— START OF GIVEN ENTRIES —

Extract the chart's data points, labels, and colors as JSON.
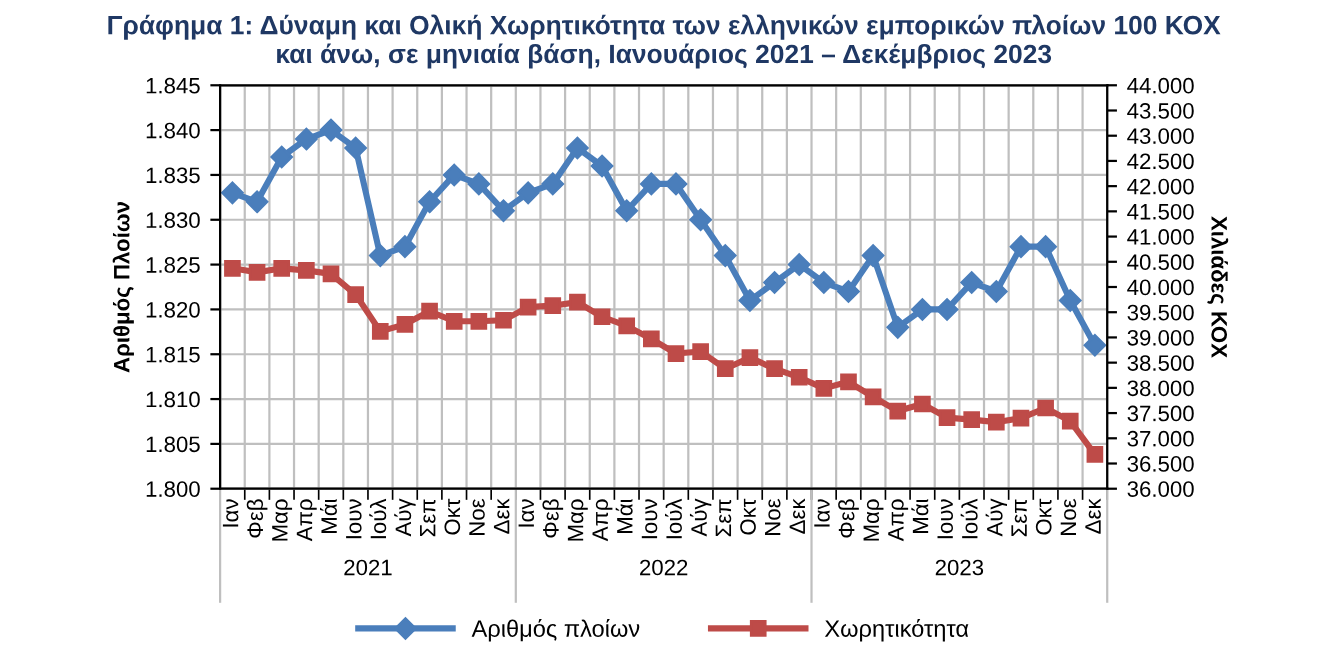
{
  "chart_data": {
    "type": "line",
    "title": "Γράφημα 1: Δύναμη και Ολική Χωρητικότητα των ελληνικών εμπορικών πλοίων 100 ΚΟΧ\nκαι άνω, σε μηνιαία βάση, Ιανουάριος 2021 – Δεκέμβριος 2023",
    "ylabel": "Αριθμός Πλοίων",
    "y2label": "Χιλιάδες ΚΟΧ",
    "categories": [
      "Ιαν",
      "Φεβ",
      "Μαρ",
      "Απρ",
      "Μάι",
      "Ιουν",
      "Ιούλ",
      "Αύγ",
      "Σεπ",
      "Οκτ",
      "Νοε",
      "Δεκ",
      "Ιαν",
      "Φεβ",
      "Μαρ",
      "Απρ",
      "Μάι",
      "Ιουν",
      "Ιούλ",
      "Αύγ",
      "Σεπ",
      "Οκτ",
      "Νοε",
      "Δεκ",
      "Ιαν",
      "Φεβ",
      "Μαρ",
      "Απρ",
      "Μάι",
      "Ιουν",
      "Ιούλ",
      "Αύγ",
      "Σεπ",
      "Οκτ",
      "Νοε",
      "Δεκ"
    ],
    "annotations": [
      "2021",
      "2022",
      "2023"
    ],
    "series": [
      {
        "name": "Αριθμός πλοίων",
        "color": "#4a7ebb",
        "marker": "diamond",
        "values": [
          1833,
          1832,
          1837,
          1839,
          1840,
          1838,
          1826,
          1827,
          1832,
          1835,
          1834,
          1831,
          1833,
          1834,
          1838,
          1836,
          1831,
          1834,
          1834,
          1830,
          1826,
          1821,
          1823,
          1825,
          1823,
          1822,
          1826,
          1818,
          1820,
          1820,
          1823,
          1822,
          1827,
          1827,
          1821,
          1816
        ]
      },
      {
        "name": "Χωρητικότητα",
        "color": "#be4b48",
        "marker": "square",
        "axis": "y2",
        "values": [
          40370,
          40290,
          40370,
          40330,
          40260,
          39850,
          39120,
          39260,
          39520,
          39320,
          39320,
          39340,
          39600,
          39630,
          39700,
          39410,
          39230,
          38970,
          38680,
          38720,
          38380,
          38600,
          38380,
          38210,
          37990,
          38120,
          37820,
          37540,
          37680,
          37410,
          37370,
          37320,
          37400,
          37600,
          37340,
          36680
        ]
      }
    ],
    "ylim": [
      1800,
      1845
    ],
    "yticks": [
      {
        "value": 1800,
        "label": "1.800"
      },
      {
        "value": 1805,
        "label": "1.805"
      },
      {
        "value": 1810,
        "label": "1.810"
      },
      {
        "value": 1815,
        "label": "1.815"
      },
      {
        "value": 1820,
        "label": "1.820"
      },
      {
        "value": 1825,
        "label": "1.825"
      },
      {
        "value": 1830,
        "label": "1.830"
      },
      {
        "value": 1835,
        "label": "1.835"
      },
      {
        "value": 1840,
        "label": "1.840"
      },
      {
        "value": 1845,
        "label": "1.845"
      }
    ],
    "y2lim": [
      36000,
      44000
    ],
    "y2ticks": [
      {
        "value": 36000,
        "label": "36.000"
      },
      {
        "value": 36500,
        "label": "36.500"
      },
      {
        "value": 37000,
        "label": "37.000"
      },
      {
        "value": 37500,
        "label": "37.500"
      },
      {
        "value": 38000,
        "label": "38.000"
      },
      {
        "value": 38500,
        "label": "38.500"
      },
      {
        "value": 39000,
        "label": "39.000"
      },
      {
        "value": 39500,
        "label": "39.500"
      },
      {
        "value": 40000,
        "label": "40.000"
      },
      {
        "value": 40500,
        "label": "40.500"
      },
      {
        "value": 41000,
        "label": "41.000"
      },
      {
        "value": 41500,
        "label": "41.500"
      },
      {
        "value": 42000,
        "label": "42.000"
      },
      {
        "value": 42500,
        "label": "42.500"
      },
      {
        "value": 43000,
        "label": "43.000"
      },
      {
        "value": 43500,
        "label": "43.500"
      },
      {
        "value": 44000,
        "label": "44.000"
      }
    ],
    "grid": true,
    "legend": "bottom",
    "line_style": "solid"
  }
}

— END OF GIVEN ENTRIES —

** REQUEST **
Set down the lines of the records above exactly, apart from the pictures.

** WRITTEN SOLUTION **
Extract the chart's data points, labels, and colors as JSON.
{
  "chart_data": {
    "type": "line",
    "title": "Γράφημα 1: Δύναμη και Ολική Χωρητικότητα των ελληνικών εμπορικών πλοίων 100 ΚΟΧ\nκαι άνω, σε μηνιαία βάση, Ιανουάριος 2021 – Δεκέμβριος 2023",
    "ylabel": "Αριθμός Πλοίων",
    "y2label": "Χιλιάδες ΚΟΧ",
    "categories": [
      "Ιαν",
      "Φεβ",
      "Μαρ",
      "Απρ",
      "Μάι",
      "Ιουν",
      "Ιούλ",
      "Αύγ",
      "Σεπ",
      "Οκτ",
      "Νοε",
      "Δεκ",
      "Ιαν",
      "Φεβ",
      "Μαρ",
      "Απρ",
      "Μάι",
      "Ιουν",
      "Ιούλ",
      "Αύγ",
      "Σεπ",
      "Οκτ",
      "Νοε",
      "Δεκ",
      "Ιαν",
      "Φεβ",
      "Μαρ",
      "Απρ",
      "Μάι",
      "Ιουν",
      "Ιούλ",
      "Αύγ",
      "Σεπ",
      "Οκτ",
      "Νοε",
      "Δεκ"
    ],
    "annotations": [
      "2021",
      "2022",
      "2023"
    ],
    "series": [
      {
        "name": "Αριθμός πλοίων",
        "color": "#4a7ebb",
        "marker": "diamond",
        "values": [
          1833,
          1832,
          1837,
          1839,
          1840,
          1838,
          1826,
          1827,
          1832,
          1835,
          1834,
          1831,
          1833,
          1834,
          1838,
          1836,
          1831,
          1834,
          1834,
          1830,
          1826,
          1821,
          1823,
          1825,
          1823,
          1822,
          1826,
          1818,
          1820,
          1820,
          1823,
          1822,
          1827,
          1827,
          1821,
          1816
        ]
      },
      {
        "name": "Χωρητικότητα",
        "color": "#be4b48",
        "marker": "square",
        "axis": "y2",
        "values": [
          40370,
          40290,
          40370,
          40330,
          40260,
          39850,
          39120,
          39260,
          39520,
          39320,
          39320,
          39340,
          39600,
          39630,
          39700,
          39410,
          39230,
          38970,
          38680,
          38720,
          38380,
          38600,
          38380,
          38210,
          37990,
          38120,
          37820,
          37540,
          37680,
          37410,
          37370,
          37320,
          37400,
          37600,
          37340,
          36680
        ]
      }
    ],
    "ylim": [
      1800,
      1845
    ],
    "yticks": [
      {
        "value": 1800,
        "label": "1.800"
      },
      {
        "value": 1805,
        "label": "1.805"
      },
      {
        "value": 1810,
        "label": "1.810"
      },
      {
        "value": 1815,
        "label": "1.815"
      },
      {
        "value": 1820,
        "label": "1.820"
      },
      {
        "value": 1825,
        "label": "1.825"
      },
      {
        "value": 1830,
        "label": "1.830"
      },
      {
        "value": 1835,
        "label": "1.835"
      },
      {
        "value": 1840,
        "label": "1.840"
      },
      {
        "value": 1845,
        "label": "1.845"
      }
    ],
    "y2lim": [
      36000,
      44000
    ],
    "y2ticks": [
      {
        "value": 36000,
        "label": "36.000"
      },
      {
        "value": 36500,
        "label": "36.500"
      },
      {
        "value": 37000,
        "label": "37.000"
      },
      {
        "value": 37500,
        "label": "37.500"
      },
      {
        "value": 38000,
        "label": "38.000"
      },
      {
        "value": 38500,
        "label": "38.500"
      },
      {
        "value": 39000,
        "label": "39.000"
      },
      {
        "value": 39500,
        "label": "39.500"
      },
      {
        "value": 40000,
        "label": "40.000"
      },
      {
        "value": 40500,
        "label": "40.500"
      },
      {
        "value": 41000,
        "label": "41.000"
      },
      {
        "value": 41500,
        "label": "41.500"
      },
      {
        "value": 42000,
        "label": "42.000"
      },
      {
        "value": 42500,
        "label": "42.500"
      },
      {
        "value": 43000,
        "label": "43.000"
      },
      {
        "value": 43500,
        "label": "43.500"
      },
      {
        "value": 44000,
        "label": "44.000"
      }
    ],
    "grid": true,
    "legend": "bottom",
    "line_style": "solid"
  }
}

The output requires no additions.